### CHALLENGE
Below are some records; return each one exactly.

Start

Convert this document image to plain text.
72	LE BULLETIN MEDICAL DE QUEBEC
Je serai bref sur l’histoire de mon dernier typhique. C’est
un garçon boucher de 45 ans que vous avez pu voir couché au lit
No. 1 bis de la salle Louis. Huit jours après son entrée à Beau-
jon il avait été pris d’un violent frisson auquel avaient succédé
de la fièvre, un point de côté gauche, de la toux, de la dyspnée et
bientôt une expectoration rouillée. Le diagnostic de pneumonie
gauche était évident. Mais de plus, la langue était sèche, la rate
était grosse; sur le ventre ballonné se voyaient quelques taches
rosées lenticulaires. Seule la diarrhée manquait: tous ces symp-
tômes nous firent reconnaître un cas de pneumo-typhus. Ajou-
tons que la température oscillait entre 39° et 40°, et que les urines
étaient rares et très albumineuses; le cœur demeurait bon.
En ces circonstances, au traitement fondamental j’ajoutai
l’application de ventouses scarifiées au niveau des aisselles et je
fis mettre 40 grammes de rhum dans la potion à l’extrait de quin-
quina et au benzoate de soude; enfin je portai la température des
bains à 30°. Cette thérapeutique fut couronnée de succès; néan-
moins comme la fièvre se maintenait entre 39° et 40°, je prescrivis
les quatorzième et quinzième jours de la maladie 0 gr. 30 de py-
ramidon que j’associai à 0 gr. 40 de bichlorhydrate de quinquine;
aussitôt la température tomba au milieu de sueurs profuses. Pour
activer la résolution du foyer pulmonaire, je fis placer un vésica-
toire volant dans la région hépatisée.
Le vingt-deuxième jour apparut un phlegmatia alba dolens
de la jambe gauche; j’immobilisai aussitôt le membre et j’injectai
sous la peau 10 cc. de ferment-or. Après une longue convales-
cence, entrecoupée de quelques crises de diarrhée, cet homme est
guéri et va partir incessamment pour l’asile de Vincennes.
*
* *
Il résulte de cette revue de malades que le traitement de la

End

### SOLUTION FOR THIS EXERCISE
Convert this document image to plain text.
72	LE BULLETIN MEDICAL DE QUEBEC
Je serai bref sur l’histoire de mon dernier typhique. C’est
un garçon boucher de 45 ans que vous avez pu voir couché au lit
No. 1 bis de la salle Louis. Huit jours après son entrée à Beau-
jon il avait été pris d’un violent frisson auquel avaient succédé
de la fièvre, un point de côté gauche, de la toux, de la dyspnée et
bientôt une expectoration rouillée. Le diagnostic de pneumonie
gauche était évident. Mais de plus, la langue était sèche, la rate
était grosse; sur le ventre ballonné se voyaient quelques taches
rosées lenticulaires. Seule la diarrhée manquait: tous ces symp-
tômes nous firent reconnaître un cas de pneumo-typhus. Ajou-
tons que la température oscillait entre 39° et 40°, et que les urines
étaient rares et très albumineuses; le cœur demeurait bon.
En ces circonstances, au traitement fondamental j’ajoutai
l’application de ventouses scarifiées au niveau des aisselles et je
fis mettre 40 grammes de rhum dans la potion à l’extrait de quin-
quina et au benzoate de soude; enfin je portai la température des
bains à 30°. Cette thérapeutique fut couronnée de succès; néan-
moins comme la fièvre se maintenait entre 39° et 40°, je prescrivis
les quatorzième et quinzième jours de la maladie 0 gr. 30 de py-
ramidon que j’associai à 0 gr. 40 de bichlorhydrate de quinquine;
aussitôt la température tomba au milieu de sueurs profuses. Pour
activer la résolution du foyer pulmonaire, je fis placer un vésica-
toire volant dans la région hépatisée.
Le vingt-deuxième jour apparut un phlegmatia alba dolens
de la jambe gauche; j’immobilisai aussitôt le membre et j’injectai
sous la peau 10 cc. de ferment-or. Après une longue convales-
cence, entrecoupée de quelques crises de diarrhée, cet homme est
guéri et va partir incessamment pour l’asile de Vincennes.
*
* *
Il résulte de cette revue de malades que le traitement de la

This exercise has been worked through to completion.